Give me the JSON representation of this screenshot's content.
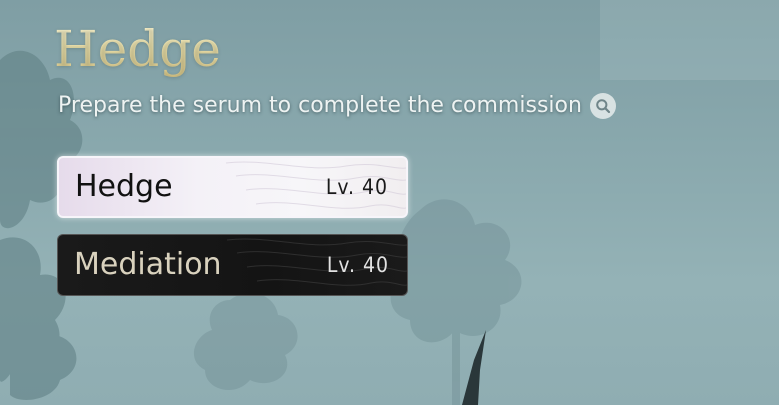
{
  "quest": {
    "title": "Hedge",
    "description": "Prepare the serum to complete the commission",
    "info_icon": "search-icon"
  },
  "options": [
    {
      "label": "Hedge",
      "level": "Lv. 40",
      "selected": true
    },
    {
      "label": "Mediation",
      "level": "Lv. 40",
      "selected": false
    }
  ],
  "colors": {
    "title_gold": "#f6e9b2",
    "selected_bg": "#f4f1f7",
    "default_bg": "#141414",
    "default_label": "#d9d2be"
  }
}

== == ==

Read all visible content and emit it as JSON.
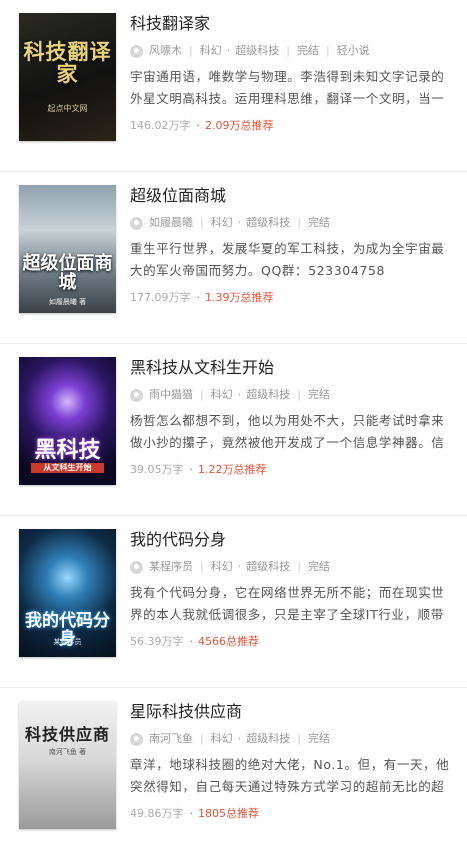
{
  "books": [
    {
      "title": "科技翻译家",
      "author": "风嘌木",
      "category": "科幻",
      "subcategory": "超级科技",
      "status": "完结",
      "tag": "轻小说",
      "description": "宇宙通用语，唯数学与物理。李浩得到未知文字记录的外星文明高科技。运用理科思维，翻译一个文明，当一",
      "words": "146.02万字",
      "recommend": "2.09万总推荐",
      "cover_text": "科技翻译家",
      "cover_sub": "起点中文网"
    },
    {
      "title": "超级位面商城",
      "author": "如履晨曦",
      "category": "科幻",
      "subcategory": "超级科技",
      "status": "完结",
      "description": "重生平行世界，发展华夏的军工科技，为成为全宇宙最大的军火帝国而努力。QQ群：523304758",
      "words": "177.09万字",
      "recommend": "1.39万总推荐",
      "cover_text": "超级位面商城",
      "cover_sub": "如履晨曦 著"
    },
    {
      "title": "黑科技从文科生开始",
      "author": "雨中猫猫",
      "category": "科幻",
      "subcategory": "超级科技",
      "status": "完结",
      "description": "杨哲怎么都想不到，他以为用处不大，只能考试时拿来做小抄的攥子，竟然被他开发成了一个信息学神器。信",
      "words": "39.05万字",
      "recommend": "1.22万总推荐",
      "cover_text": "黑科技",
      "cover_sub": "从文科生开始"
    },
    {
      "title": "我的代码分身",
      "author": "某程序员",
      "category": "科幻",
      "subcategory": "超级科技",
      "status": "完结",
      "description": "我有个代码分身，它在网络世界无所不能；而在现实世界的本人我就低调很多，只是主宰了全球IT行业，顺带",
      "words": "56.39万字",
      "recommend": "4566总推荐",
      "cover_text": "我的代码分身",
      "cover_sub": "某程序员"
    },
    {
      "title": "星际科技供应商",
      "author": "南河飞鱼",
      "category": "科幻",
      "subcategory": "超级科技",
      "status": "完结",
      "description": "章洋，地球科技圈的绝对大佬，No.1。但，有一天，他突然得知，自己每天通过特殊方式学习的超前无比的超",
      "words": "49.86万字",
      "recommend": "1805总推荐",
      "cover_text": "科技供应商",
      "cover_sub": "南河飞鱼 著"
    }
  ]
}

== == ==

GOAL —
Tally the lines of the listing above that include the word "author". Answer with the number alone.

RESULT OF THIS TASK —
5